## WHAT TO DO
Begin the copy at the line containing "Extract all readable text from this page." and end it at the final line of the material below, reproducing each line exactly, without images.

── SOURCE RECORDS

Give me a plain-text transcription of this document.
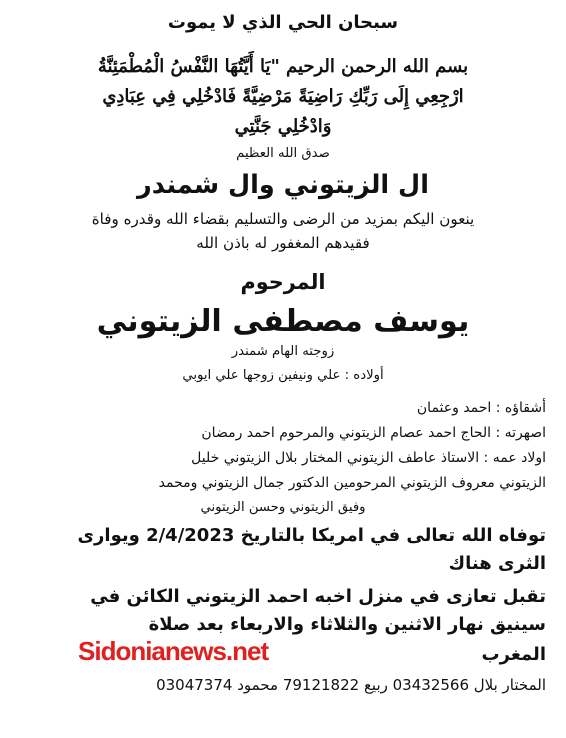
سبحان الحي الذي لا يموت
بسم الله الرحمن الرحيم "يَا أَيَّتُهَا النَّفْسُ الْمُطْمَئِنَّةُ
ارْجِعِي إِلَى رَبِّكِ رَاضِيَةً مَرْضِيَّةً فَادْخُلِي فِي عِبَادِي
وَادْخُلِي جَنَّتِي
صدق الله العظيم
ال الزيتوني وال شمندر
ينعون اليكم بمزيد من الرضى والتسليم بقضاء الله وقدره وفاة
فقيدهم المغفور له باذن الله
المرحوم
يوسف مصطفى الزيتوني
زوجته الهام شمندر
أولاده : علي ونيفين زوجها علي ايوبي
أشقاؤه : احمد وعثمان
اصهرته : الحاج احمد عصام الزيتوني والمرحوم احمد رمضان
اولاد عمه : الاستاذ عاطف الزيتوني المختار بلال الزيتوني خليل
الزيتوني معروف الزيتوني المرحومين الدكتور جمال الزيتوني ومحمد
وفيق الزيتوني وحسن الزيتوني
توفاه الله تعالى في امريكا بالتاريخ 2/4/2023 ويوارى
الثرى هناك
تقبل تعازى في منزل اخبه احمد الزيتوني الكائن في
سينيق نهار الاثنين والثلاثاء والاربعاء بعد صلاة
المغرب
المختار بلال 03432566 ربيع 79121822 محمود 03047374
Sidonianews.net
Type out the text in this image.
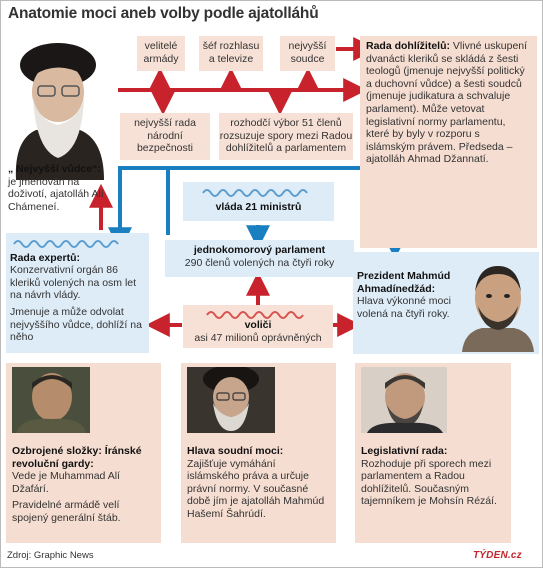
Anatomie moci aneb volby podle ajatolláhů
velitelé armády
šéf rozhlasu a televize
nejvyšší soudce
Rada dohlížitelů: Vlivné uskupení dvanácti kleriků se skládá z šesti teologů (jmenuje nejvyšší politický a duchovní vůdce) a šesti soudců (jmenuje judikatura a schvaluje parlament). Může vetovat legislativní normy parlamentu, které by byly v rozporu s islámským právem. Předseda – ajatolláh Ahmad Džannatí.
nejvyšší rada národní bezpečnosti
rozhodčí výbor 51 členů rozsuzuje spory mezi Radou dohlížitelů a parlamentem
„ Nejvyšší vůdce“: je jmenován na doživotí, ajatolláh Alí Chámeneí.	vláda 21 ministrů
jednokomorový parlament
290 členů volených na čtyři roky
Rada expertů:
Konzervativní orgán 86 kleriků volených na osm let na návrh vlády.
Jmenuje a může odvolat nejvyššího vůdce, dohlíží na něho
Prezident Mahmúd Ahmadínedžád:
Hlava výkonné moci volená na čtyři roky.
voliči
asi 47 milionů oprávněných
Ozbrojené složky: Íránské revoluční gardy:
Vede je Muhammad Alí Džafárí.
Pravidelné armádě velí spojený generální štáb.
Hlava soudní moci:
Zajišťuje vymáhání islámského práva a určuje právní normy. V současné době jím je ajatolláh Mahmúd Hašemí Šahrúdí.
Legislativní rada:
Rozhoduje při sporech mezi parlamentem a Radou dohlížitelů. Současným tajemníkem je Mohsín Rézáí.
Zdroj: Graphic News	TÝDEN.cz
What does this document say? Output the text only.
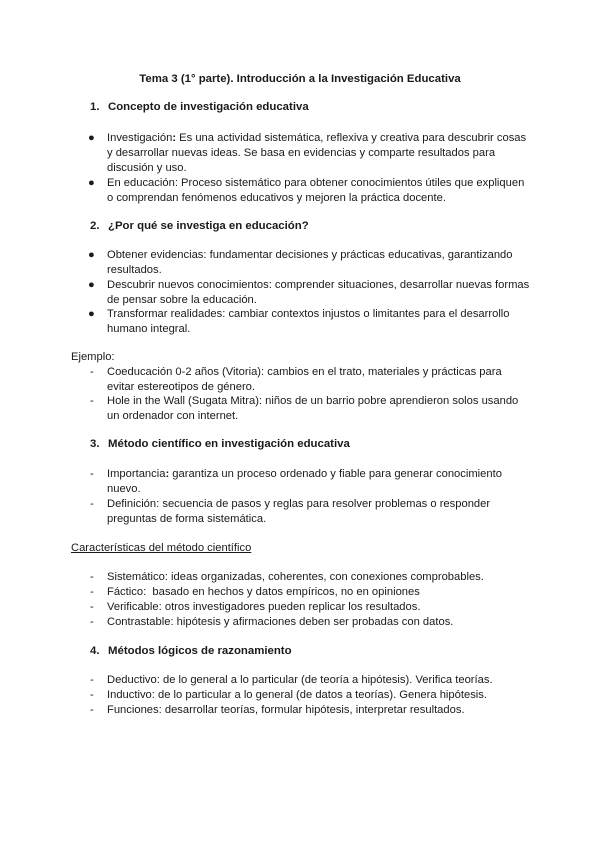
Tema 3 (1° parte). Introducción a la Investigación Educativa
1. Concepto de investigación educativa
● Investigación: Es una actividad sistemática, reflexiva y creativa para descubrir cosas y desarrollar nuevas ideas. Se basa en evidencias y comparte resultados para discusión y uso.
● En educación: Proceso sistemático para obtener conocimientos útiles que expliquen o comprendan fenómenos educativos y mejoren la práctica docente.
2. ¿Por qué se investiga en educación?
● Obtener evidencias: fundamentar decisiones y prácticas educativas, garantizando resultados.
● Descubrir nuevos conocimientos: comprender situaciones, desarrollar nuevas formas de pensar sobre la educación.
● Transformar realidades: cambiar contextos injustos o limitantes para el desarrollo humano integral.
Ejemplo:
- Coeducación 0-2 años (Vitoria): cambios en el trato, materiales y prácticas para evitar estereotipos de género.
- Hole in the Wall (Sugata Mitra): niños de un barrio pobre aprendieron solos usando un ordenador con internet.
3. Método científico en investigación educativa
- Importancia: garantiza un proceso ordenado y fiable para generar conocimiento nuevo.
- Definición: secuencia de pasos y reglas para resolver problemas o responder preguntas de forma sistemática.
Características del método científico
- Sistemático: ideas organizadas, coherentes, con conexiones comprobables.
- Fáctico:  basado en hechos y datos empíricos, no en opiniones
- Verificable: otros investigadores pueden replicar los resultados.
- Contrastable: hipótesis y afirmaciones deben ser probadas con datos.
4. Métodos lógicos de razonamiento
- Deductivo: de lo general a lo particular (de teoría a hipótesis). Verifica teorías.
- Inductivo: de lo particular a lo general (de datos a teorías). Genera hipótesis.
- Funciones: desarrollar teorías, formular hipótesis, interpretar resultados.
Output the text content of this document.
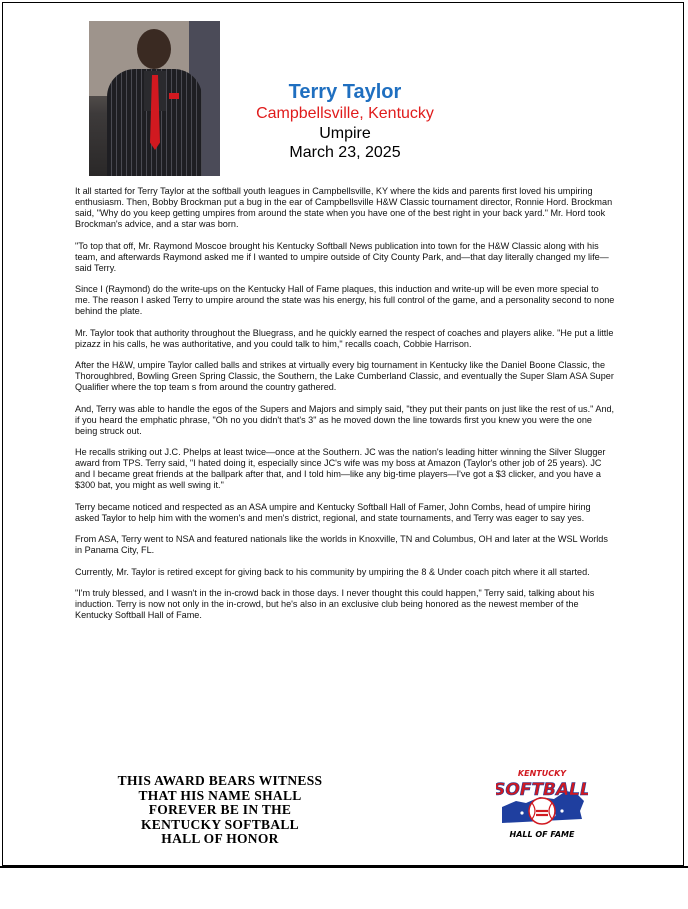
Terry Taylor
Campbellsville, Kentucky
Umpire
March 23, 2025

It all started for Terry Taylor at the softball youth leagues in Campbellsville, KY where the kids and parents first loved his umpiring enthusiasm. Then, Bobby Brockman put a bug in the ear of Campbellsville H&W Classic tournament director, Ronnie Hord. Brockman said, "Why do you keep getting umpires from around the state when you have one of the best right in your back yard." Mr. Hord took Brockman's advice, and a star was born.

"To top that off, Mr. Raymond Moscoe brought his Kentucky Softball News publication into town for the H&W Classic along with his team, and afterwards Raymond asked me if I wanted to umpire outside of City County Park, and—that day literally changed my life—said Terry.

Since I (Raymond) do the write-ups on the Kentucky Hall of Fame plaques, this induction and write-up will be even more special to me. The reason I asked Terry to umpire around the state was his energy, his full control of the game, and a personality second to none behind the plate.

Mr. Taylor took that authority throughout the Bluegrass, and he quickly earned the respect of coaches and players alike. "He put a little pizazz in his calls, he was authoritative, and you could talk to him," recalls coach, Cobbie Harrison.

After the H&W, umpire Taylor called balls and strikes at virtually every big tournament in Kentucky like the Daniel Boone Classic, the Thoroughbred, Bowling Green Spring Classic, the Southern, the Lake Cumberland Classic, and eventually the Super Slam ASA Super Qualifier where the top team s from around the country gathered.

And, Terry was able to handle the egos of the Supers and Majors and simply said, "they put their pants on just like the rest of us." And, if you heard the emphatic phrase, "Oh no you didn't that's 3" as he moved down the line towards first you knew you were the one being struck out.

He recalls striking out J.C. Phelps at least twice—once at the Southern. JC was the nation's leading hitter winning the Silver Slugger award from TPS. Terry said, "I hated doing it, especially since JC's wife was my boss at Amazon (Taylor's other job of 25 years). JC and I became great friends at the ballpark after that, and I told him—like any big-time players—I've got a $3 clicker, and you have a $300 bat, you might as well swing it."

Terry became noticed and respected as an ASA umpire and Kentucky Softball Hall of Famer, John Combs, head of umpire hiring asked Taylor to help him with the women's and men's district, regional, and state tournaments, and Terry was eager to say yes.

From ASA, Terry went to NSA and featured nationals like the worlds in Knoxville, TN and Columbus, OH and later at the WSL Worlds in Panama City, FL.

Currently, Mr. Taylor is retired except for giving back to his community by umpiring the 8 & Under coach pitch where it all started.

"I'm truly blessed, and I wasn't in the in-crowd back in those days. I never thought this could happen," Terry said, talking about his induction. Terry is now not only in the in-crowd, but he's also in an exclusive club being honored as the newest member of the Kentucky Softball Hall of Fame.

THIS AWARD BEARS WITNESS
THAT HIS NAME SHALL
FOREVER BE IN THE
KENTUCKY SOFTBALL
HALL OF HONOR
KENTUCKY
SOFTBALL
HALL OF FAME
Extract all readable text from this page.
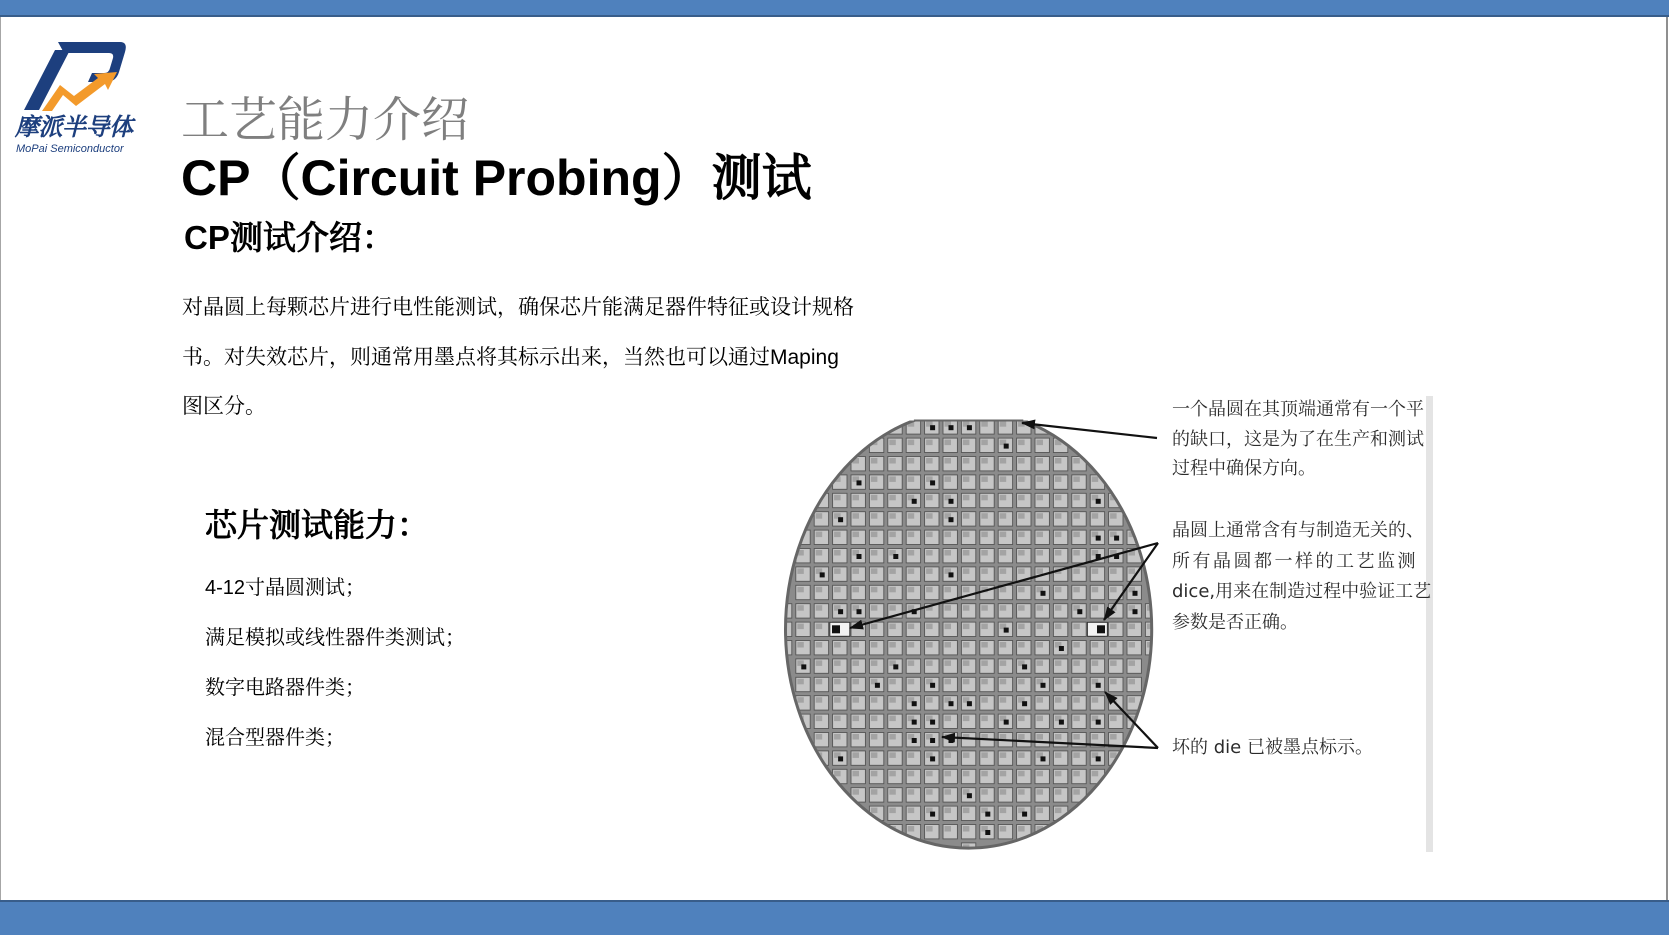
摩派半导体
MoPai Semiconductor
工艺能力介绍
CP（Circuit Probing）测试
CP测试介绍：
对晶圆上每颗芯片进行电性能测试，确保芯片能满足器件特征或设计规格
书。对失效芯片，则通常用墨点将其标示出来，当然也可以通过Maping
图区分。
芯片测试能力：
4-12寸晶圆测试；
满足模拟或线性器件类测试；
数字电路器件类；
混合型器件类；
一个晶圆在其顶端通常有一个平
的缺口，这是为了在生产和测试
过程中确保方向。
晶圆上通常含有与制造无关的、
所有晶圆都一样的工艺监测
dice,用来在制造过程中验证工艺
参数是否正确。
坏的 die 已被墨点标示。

────

## COMPLETED EXERCISE
Extract all readable text from this page.
摩派半导体
MoPai Semiconductor
工艺能力介绍
CP（Circuit Probing）测试
CP测试介绍：
对晶圆上每颗芯片进行电性能测试，确保芯片能满足器件特征或设计规格
书。对失效芯片，则通常用墨点将其标示出来，当然也可以通过Maping
图区分。
芯片测试能力：
4-12寸晶圆测试；
满足模拟或线性器件类测试；
数字电路器件类；
混合型器件类；
一个晶圆在其顶端通常有一个平
的缺口，这是为了在生产和测试
过程中确保方向。
晶圆上通常含有与制造无关的、
所有晶圆都一样的工艺监测
dice,用来在制造过程中验证工艺
参数是否正确。
坏的 die 已被墨点标示。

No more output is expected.